## [Entries supplied]
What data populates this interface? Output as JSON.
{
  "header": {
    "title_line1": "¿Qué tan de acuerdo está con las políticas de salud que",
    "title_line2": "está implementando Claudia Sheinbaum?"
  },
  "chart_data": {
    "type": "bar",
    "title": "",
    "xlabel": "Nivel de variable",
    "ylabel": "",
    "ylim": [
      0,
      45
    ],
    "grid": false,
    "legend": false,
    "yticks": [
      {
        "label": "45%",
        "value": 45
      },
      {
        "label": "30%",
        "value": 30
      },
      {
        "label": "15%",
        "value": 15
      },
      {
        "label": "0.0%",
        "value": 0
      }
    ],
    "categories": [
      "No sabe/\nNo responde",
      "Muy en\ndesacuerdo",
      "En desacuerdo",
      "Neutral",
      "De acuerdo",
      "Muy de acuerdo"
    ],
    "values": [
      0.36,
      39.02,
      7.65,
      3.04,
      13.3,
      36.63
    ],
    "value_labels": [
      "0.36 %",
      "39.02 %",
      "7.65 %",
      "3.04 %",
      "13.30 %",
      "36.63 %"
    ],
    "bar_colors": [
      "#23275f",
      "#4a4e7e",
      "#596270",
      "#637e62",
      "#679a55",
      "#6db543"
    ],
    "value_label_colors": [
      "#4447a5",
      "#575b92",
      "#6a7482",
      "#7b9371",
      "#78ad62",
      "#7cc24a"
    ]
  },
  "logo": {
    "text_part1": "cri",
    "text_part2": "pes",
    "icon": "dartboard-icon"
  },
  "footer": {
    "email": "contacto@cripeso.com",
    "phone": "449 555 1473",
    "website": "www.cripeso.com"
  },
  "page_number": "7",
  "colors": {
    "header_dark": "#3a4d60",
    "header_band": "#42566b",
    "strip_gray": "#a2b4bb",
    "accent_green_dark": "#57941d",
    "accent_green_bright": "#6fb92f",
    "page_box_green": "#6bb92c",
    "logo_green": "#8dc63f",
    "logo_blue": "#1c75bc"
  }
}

## [What needs to be done]
Repeat every entry exactly as written above.

## [Task solution]
What data populates this interface? Output as JSON.
{
  "header": {
    "title_line1": "¿Qué tan de acuerdo está con las políticas de salud que",
    "title_line2": "está implementando Claudia Sheinbaum?"
  },
  "chart_data": {
    "type": "bar",
    "title": "",
    "xlabel": "Nivel de variable",
    "ylabel": "",
    "ylim": [
      0,
      45
    ],
    "grid": false,
    "legend": false,
    "yticks": [
      {
        "label": "45%",
        "value": 45
      },
      {
        "label": "30%",
        "value": 30
      },
      {
        "label": "15%",
        "value": 15
      },
      {
        "label": "0.0%",
        "value": 0
      }
    ],
    "categories": [
      "No sabe/\nNo responde",
      "Muy en\ndesacuerdo",
      "En desacuerdo",
      "Neutral",
      "De acuerdo",
      "Muy de acuerdo"
    ],
    "values": [
      0.36,
      39.02,
      7.65,
      3.04,
      13.3,
      36.63
    ],
    "value_labels": [
      "0.36 %",
      "39.02 %",
      "7.65 %",
      "3.04 %",
      "13.30 %",
      "36.63 %"
    ],
    "bar_colors": [
      "#23275f",
      "#4a4e7e",
      "#596270",
      "#637e62",
      "#679a55",
      "#6db543"
    ],
    "value_label_colors": [
      "#4447a5",
      "#575b92",
      "#6a7482",
      "#7b9371",
      "#78ad62",
      "#7cc24a"
    ]
  },
  "logo": {
    "text_part1": "cri",
    "text_part2": "pes",
    "icon": "dartboard-icon"
  },
  "footer": {
    "email": "contacto@cripeso.com",
    "phone": "449 555 1473",
    "website": "www.cripeso.com"
  },
  "page_number": "7",
  "colors": {
    "header_dark": "#3a4d60",
    "header_band": "#42566b",
    "strip_gray": "#a2b4bb",
    "accent_green_dark": "#57941d",
    "accent_green_bright": "#6fb92f",
    "page_box_green": "#6bb92c",
    "logo_green": "#8dc63f",
    "logo_blue": "#1c75bc"
  }
}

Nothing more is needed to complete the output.